[Dataset records]
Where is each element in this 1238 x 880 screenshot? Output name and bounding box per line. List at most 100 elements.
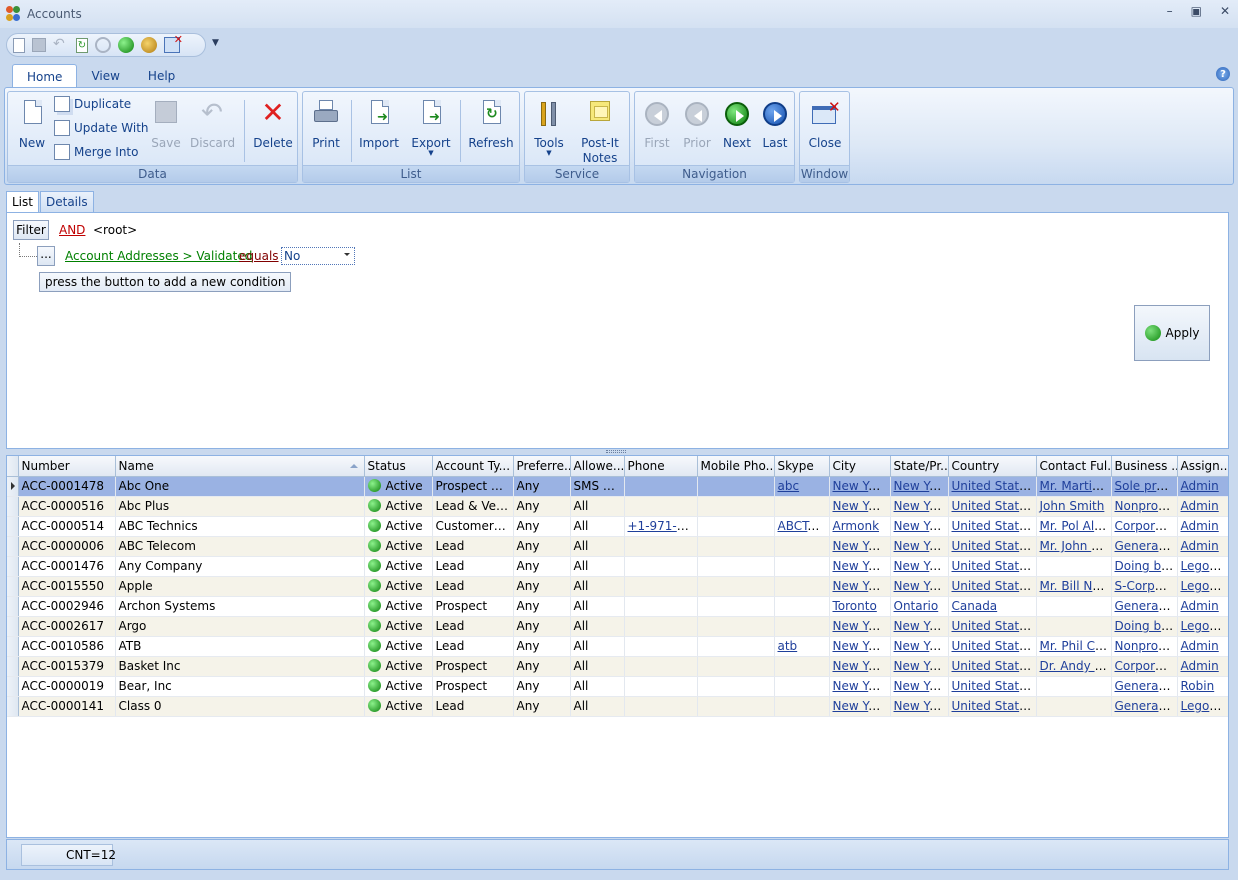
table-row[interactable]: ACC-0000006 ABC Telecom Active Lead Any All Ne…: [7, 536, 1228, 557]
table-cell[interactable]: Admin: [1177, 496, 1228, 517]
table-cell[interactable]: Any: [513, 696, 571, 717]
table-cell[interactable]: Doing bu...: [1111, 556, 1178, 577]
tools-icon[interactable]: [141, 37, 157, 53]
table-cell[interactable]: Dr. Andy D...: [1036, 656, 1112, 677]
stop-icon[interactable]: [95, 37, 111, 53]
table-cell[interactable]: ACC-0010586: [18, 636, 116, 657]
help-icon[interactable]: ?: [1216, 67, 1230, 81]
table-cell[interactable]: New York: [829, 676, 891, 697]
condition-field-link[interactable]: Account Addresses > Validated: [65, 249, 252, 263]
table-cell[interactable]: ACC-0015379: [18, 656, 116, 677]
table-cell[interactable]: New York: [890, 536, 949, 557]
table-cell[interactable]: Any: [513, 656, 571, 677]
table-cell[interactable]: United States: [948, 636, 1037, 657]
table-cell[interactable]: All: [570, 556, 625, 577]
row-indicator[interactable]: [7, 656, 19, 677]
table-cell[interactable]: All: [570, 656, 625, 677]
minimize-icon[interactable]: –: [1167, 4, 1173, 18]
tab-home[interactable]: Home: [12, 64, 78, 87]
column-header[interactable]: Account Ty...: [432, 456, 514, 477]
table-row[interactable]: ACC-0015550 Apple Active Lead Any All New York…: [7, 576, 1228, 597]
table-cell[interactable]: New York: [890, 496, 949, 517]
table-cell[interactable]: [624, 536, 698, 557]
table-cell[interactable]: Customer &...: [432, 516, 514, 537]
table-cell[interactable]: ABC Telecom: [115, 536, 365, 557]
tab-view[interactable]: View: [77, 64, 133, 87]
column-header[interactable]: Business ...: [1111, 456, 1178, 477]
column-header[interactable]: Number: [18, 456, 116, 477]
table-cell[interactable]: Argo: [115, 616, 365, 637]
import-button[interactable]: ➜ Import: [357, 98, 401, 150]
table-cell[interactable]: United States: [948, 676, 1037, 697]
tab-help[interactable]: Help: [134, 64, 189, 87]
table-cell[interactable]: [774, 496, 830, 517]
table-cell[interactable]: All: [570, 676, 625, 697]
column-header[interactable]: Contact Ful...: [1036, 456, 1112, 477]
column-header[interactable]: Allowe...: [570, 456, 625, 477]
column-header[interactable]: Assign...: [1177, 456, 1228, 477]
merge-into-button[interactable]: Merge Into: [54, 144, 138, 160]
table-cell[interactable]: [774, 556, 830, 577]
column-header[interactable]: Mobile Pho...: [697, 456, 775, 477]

What is being asked
Retype every line of the items above without any changes, and leave out the pictures.

Written response
Where is each element in this 1238 x 880 screenshot? Output name and bounding box per line. List at most 100 elements.
table-row[interactable]: ACC-0000006 ABC Telecom Active Lead Any All Ne…: [7, 536, 1228, 557]
table-cell[interactable]: Admin: [1177, 496, 1228, 517]
table-cell[interactable]: Any: [513, 696, 571, 717]
table-cell[interactable]: Doing bu...: [1111, 556, 1178, 577]
tools-icon[interactable]: [141, 37, 157, 53]
table-cell[interactable]: Dr. Andy D...: [1036, 656, 1112, 677]
stop-icon[interactable]: [95, 37, 111, 53]
table-cell[interactable]: ACC-0010586: [18, 636, 116, 657]
help-icon[interactable]: ?: [1216, 67, 1230, 81]
table-cell[interactable]: New York: [829, 676, 891, 697]
condition-field-link[interactable]: Account Addresses > Validated: [65, 249, 252, 263]
table-cell[interactable]: ACC-0015379: [18, 656, 116, 677]
table-cell[interactable]: New York: [890, 536, 949, 557]
table-cell[interactable]: Any: [513, 656, 571, 677]
table-cell[interactable]: United States: [948, 636, 1037, 657]
table-cell[interactable]: All: [570, 556, 625, 577]
row-indicator[interactable]: [7, 656, 19, 677]
table-cell[interactable]: All: [570, 656, 625, 677]
minimize-icon[interactable]: –: [1167, 4, 1173, 18]
tab-home[interactable]: Home: [12, 64, 78, 87]
column-header[interactable]: Account Ty...: [432, 456, 514, 477]
table-row[interactable]: ACC-0015550 Apple Active Lead Any All New York…: [7, 576, 1228, 597]
table-cell[interactable]: New York: [890, 496, 949, 517]
table-cell[interactable]: [624, 536, 698, 557]
table-cell[interactable]: Customer &...: [432, 516, 514, 537]
table-cell[interactable]: ABC Telecom: [115, 536, 365, 557]
tab-view[interactable]: View: [77, 64, 133, 87]
column-header[interactable]: Business ...: [1111, 456, 1178, 477]
column-header[interactable]: Number: [18, 456, 116, 477]
table-cell[interactable]: Argo: [115, 616, 365, 637]
import-button[interactable]: ➜ Import: [357, 98, 401, 150]
table-cell[interactable]: United States: [948, 676, 1037, 697]
tab-help[interactable]: Help: [134, 64, 189, 87]
table-cell[interactable]: [774, 496, 830, 517]
table-cell[interactable]: All: [570, 676, 625, 697]
column-header[interactable]: Contact Ful...: [1036, 456, 1112, 477]
column-header[interactable]: Allowe...: [570, 456, 625, 477]
column-header[interactable]: Assign...: [1177, 456, 1228, 477]
merge-into-button[interactable]: Merge Into: [54, 144, 138, 160]
table-cell[interactable]: [774, 556, 830, 577]
column-header[interactable]: Mobile Pho...: [697, 456, 775, 477]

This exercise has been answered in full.